-- Stated problem --
Extract each line of the records below and reproduce it character for character, keeping the original order.
........
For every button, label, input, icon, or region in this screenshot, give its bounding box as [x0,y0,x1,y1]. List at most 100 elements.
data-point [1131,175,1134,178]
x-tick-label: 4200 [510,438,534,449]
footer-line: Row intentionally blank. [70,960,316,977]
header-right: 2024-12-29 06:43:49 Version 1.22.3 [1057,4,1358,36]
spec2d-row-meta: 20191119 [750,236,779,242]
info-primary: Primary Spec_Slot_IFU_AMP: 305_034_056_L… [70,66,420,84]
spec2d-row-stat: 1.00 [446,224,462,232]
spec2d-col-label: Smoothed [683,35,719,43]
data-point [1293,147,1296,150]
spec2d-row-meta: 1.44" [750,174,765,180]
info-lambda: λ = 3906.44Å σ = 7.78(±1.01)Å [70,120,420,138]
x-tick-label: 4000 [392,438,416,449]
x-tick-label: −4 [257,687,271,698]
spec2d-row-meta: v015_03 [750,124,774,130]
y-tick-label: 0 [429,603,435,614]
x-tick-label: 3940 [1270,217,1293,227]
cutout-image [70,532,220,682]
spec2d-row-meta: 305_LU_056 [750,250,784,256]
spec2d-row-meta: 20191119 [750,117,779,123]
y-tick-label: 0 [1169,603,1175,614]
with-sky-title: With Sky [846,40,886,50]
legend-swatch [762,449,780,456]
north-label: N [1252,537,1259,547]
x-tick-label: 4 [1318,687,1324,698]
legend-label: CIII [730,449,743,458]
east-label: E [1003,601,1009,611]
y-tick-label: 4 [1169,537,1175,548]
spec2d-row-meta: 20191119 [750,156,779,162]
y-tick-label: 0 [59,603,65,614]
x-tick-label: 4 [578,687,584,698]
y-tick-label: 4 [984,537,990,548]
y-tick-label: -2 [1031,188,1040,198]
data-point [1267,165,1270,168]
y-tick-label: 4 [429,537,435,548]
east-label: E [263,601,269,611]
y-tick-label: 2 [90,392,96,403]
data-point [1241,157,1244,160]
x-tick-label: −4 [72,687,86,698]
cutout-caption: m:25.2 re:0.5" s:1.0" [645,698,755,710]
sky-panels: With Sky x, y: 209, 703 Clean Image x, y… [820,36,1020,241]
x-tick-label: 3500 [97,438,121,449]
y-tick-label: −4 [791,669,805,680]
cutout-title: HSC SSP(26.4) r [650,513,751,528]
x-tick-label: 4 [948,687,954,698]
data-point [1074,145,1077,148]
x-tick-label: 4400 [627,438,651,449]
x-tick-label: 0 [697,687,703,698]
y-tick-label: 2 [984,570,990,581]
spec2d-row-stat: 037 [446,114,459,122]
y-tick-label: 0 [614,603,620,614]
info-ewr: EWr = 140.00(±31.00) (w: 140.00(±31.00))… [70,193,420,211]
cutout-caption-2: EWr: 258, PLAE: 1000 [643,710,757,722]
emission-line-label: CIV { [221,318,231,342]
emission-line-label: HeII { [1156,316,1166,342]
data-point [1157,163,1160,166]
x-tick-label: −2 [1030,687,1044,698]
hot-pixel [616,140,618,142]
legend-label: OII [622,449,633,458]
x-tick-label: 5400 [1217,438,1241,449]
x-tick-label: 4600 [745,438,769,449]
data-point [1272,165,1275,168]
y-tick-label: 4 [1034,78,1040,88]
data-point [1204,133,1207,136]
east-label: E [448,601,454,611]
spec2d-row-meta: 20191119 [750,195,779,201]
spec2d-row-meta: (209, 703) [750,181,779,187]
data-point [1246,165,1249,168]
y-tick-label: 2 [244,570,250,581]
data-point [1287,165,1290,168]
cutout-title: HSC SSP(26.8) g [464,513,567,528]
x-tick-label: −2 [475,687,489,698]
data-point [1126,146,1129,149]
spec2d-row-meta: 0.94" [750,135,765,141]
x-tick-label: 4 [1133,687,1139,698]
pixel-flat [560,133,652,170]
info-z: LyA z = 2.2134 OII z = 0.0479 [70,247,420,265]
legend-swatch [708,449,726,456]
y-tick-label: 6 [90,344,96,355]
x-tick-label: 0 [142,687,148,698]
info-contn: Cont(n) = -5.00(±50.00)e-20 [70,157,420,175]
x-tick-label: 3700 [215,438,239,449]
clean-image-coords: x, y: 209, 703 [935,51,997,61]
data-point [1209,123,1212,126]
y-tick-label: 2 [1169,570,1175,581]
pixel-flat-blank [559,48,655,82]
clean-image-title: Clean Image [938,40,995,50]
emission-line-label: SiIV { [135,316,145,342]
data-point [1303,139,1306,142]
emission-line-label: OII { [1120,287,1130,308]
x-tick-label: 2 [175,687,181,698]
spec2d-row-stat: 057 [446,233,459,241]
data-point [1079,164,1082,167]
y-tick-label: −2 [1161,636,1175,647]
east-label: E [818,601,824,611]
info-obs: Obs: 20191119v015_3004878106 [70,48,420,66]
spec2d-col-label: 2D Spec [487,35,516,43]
........
-- Exercise answer --
For every button, label, input, icon, or region in this screenshot, give its bounding box as [x0,y0,x1,y1]. List at most 100 elements.
data-point [1131,175,1134,178]
x-tick-label: 4200 [510,438,534,449]
footer-line: Row intentionally blank. [70,960,316,977]
header-right: 2024-12-29 06:43:49 Version 1.22.3 [1057,4,1358,36]
spec2d-row-meta: 20191119 [750,236,779,242]
info-primary: Primary Spec_Slot_IFU_AMP: 305_034_056_L… [70,66,420,84]
spec2d-row-stat: 1.00 [446,224,462,232]
spec2d-col-label: Smoothed [683,35,719,43]
data-point [1293,147,1296,150]
spec2d-row-meta: 1.44" [750,174,765,180]
info-lambda: λ = 3906.44Å σ = 7.78(±1.01)Å [70,120,420,138]
x-tick-label: 4000 [392,438,416,449]
x-tick-label: −4 [257,687,271,698]
spec2d-row-meta: v015_03 [750,124,774,130]
y-tick-label: 0 [429,603,435,614]
x-tick-label: 3940 [1270,217,1293,227]
cutout-image [70,532,220,682]
spec2d-row-meta: 305_LU_056 [750,250,784,256]
spec2d-row-meta: 20191119 [750,117,779,123]
y-tick-label: 0 [1169,603,1175,614]
with-sky-title: With Sky [846,40,886,50]
legend-swatch [762,449,780,456]
north-label: N [1252,537,1259,547]
x-tick-label: 4 [1318,687,1324,698]
legend-label: CIII [730,449,743,458]
east-label: E [1003,601,1009,611]
y-tick-label: 4 [1169,537,1175,548]
spec2d-row-meta: 20191119 [750,156,779,162]
y-tick-label: 0 [59,603,65,614]
x-tick-label: 4 [578,687,584,698]
y-tick-label: 4 [984,537,990,548]
y-tick-label: -2 [1031,188,1040,198]
data-point [1267,165,1270,168]
y-tick-label: 4 [429,537,435,548]
east-label: E [263,601,269,611]
y-tick-label: 2 [90,392,96,403]
data-point [1241,157,1244,160]
x-tick-label: −4 [72,687,86,698]
cutout-caption: m:25.2 re:0.5" s:1.0" [645,698,755,710]
sky-panels: With Sky x, y: 209, 703 Clean Image x, y… [820,36,1020,241]
x-tick-label: 3500 [97,438,121,449]
y-tick-label: −4 [791,669,805,680]
cutout-title: HSC SSP(26.4) r [650,513,751,528]
x-tick-label: 4 [948,687,954,698]
data-point [1074,145,1077,148]
x-tick-label: 4400 [627,438,651,449]
x-tick-label: 0 [697,687,703,698]
y-tick-label: 2 [984,570,990,581]
spec2d-row-stat: 037 [446,114,459,122]
y-tick-label: 0 [614,603,620,614]
info-ewr: EWr = 140.00(±31.00) (w: 140.00(±31.00))… [70,193,420,211]
cutout-caption-2: EWr: 258, PLAE: 1000 [643,710,757,722]
emission-line-label: CIV { [221,318,231,342]
emission-line-label: HeII { [1156,316,1166,342]
data-point [1157,163,1160,166]
x-tick-label: −2 [1030,687,1044,698]
hot-pixel [616,140,618,142]
legend-label: OII [622,449,633,458]
x-tick-label: 5400 [1217,438,1241,449]
x-tick-label: 4600 [745,438,769,449]
data-point [1272,165,1275,168]
y-tick-label: 4 [1034,78,1040,88]
data-point [1204,133,1207,136]
east-label: E [448,601,454,611]
spec2d-row-meta: 20191119 [750,195,779,201]
spec2d-row-meta: (209, 703) [750,181,779,187]
data-point [1246,165,1249,168]
y-tick-label: 2 [244,570,250,581]
data-point [1287,165,1290,168]
cutout-title: HSC SSP(26.8) g [464,513,567,528]
x-tick-label: −2 [475,687,489,698]
data-point [1126,146,1129,149]
spec2d-row-meta: 0.94" [750,135,765,141]
x-tick-label: 4 [1133,687,1139,698]
pixel-flat [560,133,652,170]
info-z: LyA z = 2.2134 OII z = 0.0479 [70,247,420,265]
legend-swatch [708,449,726,456]
y-tick-label: 6 [90,344,96,355]
x-tick-label: 0 [142,687,148,698]
info-contn: Cont(n) = -5.00(±50.00)e-20 [70,157,420,175]
x-tick-label: 3700 [215,438,239,449]
clean-image-coords: x, y: 209, 703 [935,51,997,61]
data-point [1209,123,1212,126]
y-tick-label: 2 [1169,570,1175,581]
pixel-flat-blank [559,48,655,82]
clean-image-title: Clean Image [938,40,995,50]
emission-line-label: SiIV { [135,316,145,342]
data-point [1303,139,1306,142]
emission-line-label: OII { [1120,287,1130,308]
x-tick-label: 2 [175,687,181,698]
spec2d-row-stat: 057 [446,233,459,241]
data-point [1079,164,1082,167]
y-tick-label: −2 [1161,636,1175,647]
east-label: E [818,601,824,611]
info-obs: Obs: 20191119v015_3004878106 [70,48,420,66]
spec2d-col-label: 2D Spec [487,35,516,43]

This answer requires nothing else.